### Instruction
Set out every line of the records below as a numbered list, skipping blank lines and leaving out the pictures.

[Start Dataset records]

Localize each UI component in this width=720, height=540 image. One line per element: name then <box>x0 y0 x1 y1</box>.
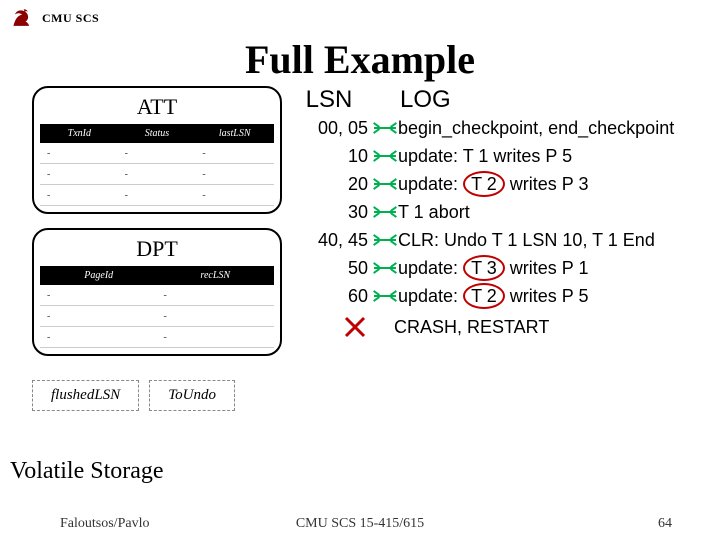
log-rows: 00, 05begin_checkpoint, end_checkpoint10… <box>290 114 720 310</box>
footer-left: Faloutsos/Pavlo <box>60 516 149 532</box>
arrow-icon <box>372 295 398 297</box>
page-title: Full Example <box>0 36 720 83</box>
log-desc: update: T 1 writes P 5 <box>398 142 720 170</box>
crash-x-icon <box>342 314 368 340</box>
content-area: ATT TxnId Status lastLSN --- --- --- DPT… <box>0 86 720 411</box>
log-header: LSN LOG <box>290 86 720 114</box>
cell: - <box>41 306 158 327</box>
log-desc: CLR: Undo T 1 LSN 10, T 1 End <box>398 226 720 254</box>
att-box: ATT TxnId Status lastLSN --- --- --- <box>32 86 282 214</box>
lsn-cell: 10 <box>290 142 372 170</box>
table-row: --- <box>41 164 274 185</box>
footer-right: 64 <box>658 516 672 532</box>
dpt-col-pageid: PageId <box>41 267 158 285</box>
arrow-icon <box>372 211 398 213</box>
log-row: 00, 05 begin_checkpoint, end_checkpoint <box>290 114 720 142</box>
lsn-cell: 20 <box>290 170 372 198</box>
arrow-icon <box>372 183 398 185</box>
cell: - <box>157 327 274 348</box>
footer: Faloutsos/Pavlo CMU SCS 15-415/615 64 <box>0 516 720 532</box>
volatile-storage-label: Volatile Storage <box>10 458 164 485</box>
crash-x <box>290 314 368 340</box>
cell: - <box>41 327 158 348</box>
lsn-cell: 40, 45 <box>290 226 372 254</box>
dpt-table: PageId recLSN -- -- -- <box>40 266 274 348</box>
table-row: --- <box>41 143 274 164</box>
att-col-status: Status <box>118 125 196 143</box>
circled-txn: T 2 <box>463 283 505 309</box>
circled-txn: T 3 <box>463 255 505 281</box>
cell: - <box>41 185 119 206</box>
header: CMU SCS <box>0 0 720 32</box>
lsn-cell: 30 <box>290 198 372 226</box>
lsn-cell: 00, 05 <box>290 114 372 142</box>
cell: - <box>196 185 274 206</box>
footer-center: CMU SCS 15-415/615 <box>296 516 424 532</box>
att-table: TxnId Status lastLSN --- --- --- <box>40 124 274 206</box>
cell: - <box>196 143 274 164</box>
log-row: 60 update: T 2 writes P 5 <box>290 282 720 310</box>
log-desc: update: T 2 writes P 5 <box>398 282 720 310</box>
cell: - <box>118 143 196 164</box>
cell: - <box>41 285 158 306</box>
table-row: -- <box>41 327 274 348</box>
table-row: -- <box>41 285 274 306</box>
log-desc: begin_checkpoint, end_checkpoint <box>398 114 720 142</box>
log-row: 50 update: T 3 writes P 1 <box>290 254 720 282</box>
log-row: 10 update: T 1 writes P 5 <box>290 142 720 170</box>
cell: - <box>41 143 119 164</box>
log-row: 40, 45 CLR: Undo T 1 LSN 10, T 1 End <box>290 226 720 254</box>
table-row: -- <box>41 306 274 327</box>
crash-row: CRASH, RESTART <box>290 312 720 342</box>
lsn-cell: 60 <box>290 282 372 310</box>
log-desc: T 1 abort <box>398 198 720 226</box>
flushed-lsn-box: flushedLSN <box>32 380 139 411</box>
lsn-cell: 50 <box>290 254 372 282</box>
dpt-box: DPT PageId recLSN -- -- -- <box>32 228 282 356</box>
dpt-title: DPT <box>40 236 274 262</box>
att-title: ATT <box>40 94 274 120</box>
lsn-heading: LSN <box>290 86 368 114</box>
course-code: CMU SCS <box>42 11 99 26</box>
cell: - <box>118 185 196 206</box>
dpt-col-reclsn: recLSN <box>157 267 274 285</box>
griffin-logo <box>8 4 36 32</box>
table-row: --- <box>41 185 274 206</box>
att-col-txnid: TxnId <box>41 125 119 143</box>
att-col-lastlsn: lastLSN <box>196 125 274 143</box>
arrow-icon <box>372 155 398 157</box>
left-column: ATT TxnId Status lastLSN --- --- --- DPT… <box>0 86 282 411</box>
cell: - <box>157 306 274 327</box>
to-undo-box: ToUndo <box>149 380 235 411</box>
arrow-icon <box>372 239 398 241</box>
cell: - <box>157 285 274 306</box>
log-desc: update: T 2 writes P 3 <box>398 170 720 198</box>
circled-txn: T 2 <box>463 171 505 197</box>
cell: - <box>196 164 274 185</box>
log-heading: LOG <box>368 86 451 114</box>
arrow-icon <box>372 127 398 129</box>
crash-text: CRASH, RESTART <box>394 312 720 342</box>
log-row: 20 update: T 2 writes P 3 <box>290 170 720 198</box>
log-column: LSN LOG 00, 05 begin_checkpoint, end_chec… <box>282 86 720 411</box>
arrow-icon <box>372 267 398 269</box>
log-row: 30 T 1 abort <box>290 198 720 226</box>
bottom-boxes: flushedLSN ToUndo <box>32 380 282 411</box>
log-desc: update: T 3 writes P 1 <box>398 254 720 282</box>
cell: - <box>41 164 119 185</box>
cell: - <box>118 164 196 185</box>
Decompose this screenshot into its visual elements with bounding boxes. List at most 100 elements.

[End Dataset records]

### Response to this task
1. Localize each UI component in this width=720, height=540 image. One line per element: name then <box>x0 y0 x1 y1</box>.
2. log-rows: 00, 05begin_checkpoint, end_checkpoint10… <box>290 114 720 310</box>
3. footer-left: Faloutsos/Pavlo <box>60 516 149 532</box>
4. arrow-icon <box>372 295 398 297</box>
5. page-title: Full Example <box>0 36 720 83</box>
6. log-desc: update: T 1 writes P 5 <box>398 142 720 170</box>
7. crash-x-icon <box>342 314 368 340</box>
8. content-area: ATT TxnId Status lastLSN --- --- --- DPT… <box>0 86 720 411</box>
9. log-header: LSN LOG <box>290 86 720 114</box>
10. cell: - <box>41 306 158 327</box>
11. log-desc: CLR: Undo T 1 LSN 10, T 1 End <box>398 226 720 254</box>
12. att-box: ATT TxnId Status lastLSN --- --- --- <box>32 86 282 214</box>
13. lsn-cell: 10 <box>290 142 372 170</box>
14. table-row: --- <box>41 164 274 185</box>
15. footer-right: 64 <box>658 516 672 532</box>
16. dpt-col-pageid: PageId <box>41 267 158 285</box>
17. arrow-icon <box>372 211 398 213</box>
18. log-row: 00, 05 begin_checkpoint, end_checkpoint <box>290 114 720 142</box>
19. lsn-cell: 20 <box>290 170 372 198</box>
20. arrow-icon <box>372 183 398 185</box>
21. cell: - <box>157 327 274 348</box>
22. footer: Faloutsos/Pavlo CMU SCS 15-415/615 64 <box>0 516 720 532</box>
23. volatile-storage-label: Volatile Storage <box>10 458 164 485</box>
24. crash-x <box>290 314 368 340</box>
25. cell: - <box>41 327 158 348</box>
26. lsn-cell: 40, 45 <box>290 226 372 254</box>
27. dpt-table: PageId recLSN -- -- -- <box>40 266 274 348</box>
28. table-row: --- <box>41 143 274 164</box>
29. att-col-status: Status <box>118 125 196 143</box>
30. circled-txn: T 2 <box>463 283 505 309</box>
31. circled-txn: T 3 <box>463 255 505 281</box>
32. cell: - <box>41 185 119 206</box>
33. header: CMU SCS <box>0 0 720 32</box>
34. lsn-cell: 30 <box>290 198 372 226</box>
35. lsn-cell: 00, 05 <box>290 114 372 142</box>
36. cell: - <box>196 185 274 206</box>
37. footer-center: CMU SCS 15-415/615 <box>296 516 424 532</box>
38. att-table: TxnId Status lastLSN --- --- --- <box>40 124 274 206</box>
39. cell: - <box>196 143 274 164</box>
40. log-row: 60 update: T 2 writes P 5 <box>290 282 720 310</box>
41. log-desc: update: T 2 writes P 5 <box>398 282 720 310</box>
42. cell: - <box>118 143 196 164</box>
43. cell: - <box>41 285 158 306</box>
44. table-row: -- <box>41 327 274 348</box>
45. table-row: -- <box>41 285 274 306</box>
46. log-desc: begin_checkpoint, end_checkpoint <box>398 114 720 142</box>
47. log-row: 50 update: T 3 writes P 1 <box>290 254 720 282</box>
48. log-row: 10 update: T 1 writes P 5 <box>290 142 720 170</box>
49. cell: - <box>41 143 119 164</box>
50. log-row: 40, 45 CLR: Undo T 1 LSN 10, T 1 End <box>290 226 720 254</box>
51. table-row: -- <box>41 306 274 327</box>
52. crash-row: CRASH, RESTART <box>290 312 720 342</box>
53. lsn-cell: 60 <box>290 282 372 310</box>
54. log-desc: T 1 abort <box>398 198 720 226</box>
55. flushed-lsn-box: flushedLSN <box>32 380 139 411</box>
56. lsn-cell: 50 <box>290 254 372 282</box>
57. dpt-box: DPT PageId recLSN -- -- -- <box>32 228 282 356</box>
58. dpt-title: DPT <box>40 236 274 262</box>
59. att-title: ATT <box>40 94 274 120</box>
60. lsn-heading: LSN <box>290 86 368 114</box>
61. course-code: CMU SCS <box>42 11 99 26</box>
62. cell: - <box>118 185 196 206</box>
63. dpt-col-reclsn: recLSN <box>157 267 274 285</box>
64. griffin-logo <box>8 4 36 32</box>
65. table-row: --- <box>41 185 274 206</box>
66. att-col-txnid: TxnId <box>41 125 119 143</box>
67. att-col-lastlsn: lastLSN <box>196 125 274 143</box>
68. arrow-icon <box>372 155 398 157</box>
69. left-column: ATT TxnId Status lastLSN --- --- --- DPT… <box>0 86 282 411</box>
70. cell: - <box>157 306 274 327</box>
71. to-undo-box: ToUndo <box>149 380 235 411</box>
72. arrow-icon <box>372 239 398 241</box>
73. cell: - <box>157 285 274 306</box>
74. log-desc: update: T 2 writes P 3 <box>398 170 720 198</box>
75. circled-txn: T 2 <box>463 171 505 197</box>
76. cell: - <box>196 164 274 185</box>
77. log-heading: LOG <box>368 86 451 114</box>
78. arrow-icon <box>372 127 398 129</box>
79. crash-text: CRASH, RESTART <box>394 312 720 342</box>
80. log-row: 20 update: T 2 writes P 3 <box>290 170 720 198</box>
81. log-column: LSN LOG 00, 05 begin_checkpoint, end_chec… <box>282 86 720 411</box>
82. arrow-icon <box>372 267 398 269</box>
83. log-row: 30 T 1 abort <box>290 198 720 226</box>
84. bottom-boxes: flushedLSN ToUndo <box>32 380 282 411</box>
85. log-desc: update: T 3 writes P 1 <box>398 254 720 282</box>
86. cell: - <box>41 164 119 185</box>
87. cell: - <box>118 164 196 185</box>
88. Decompose this screenshot into its visual elements with bounding boxes. List at most 100 elements.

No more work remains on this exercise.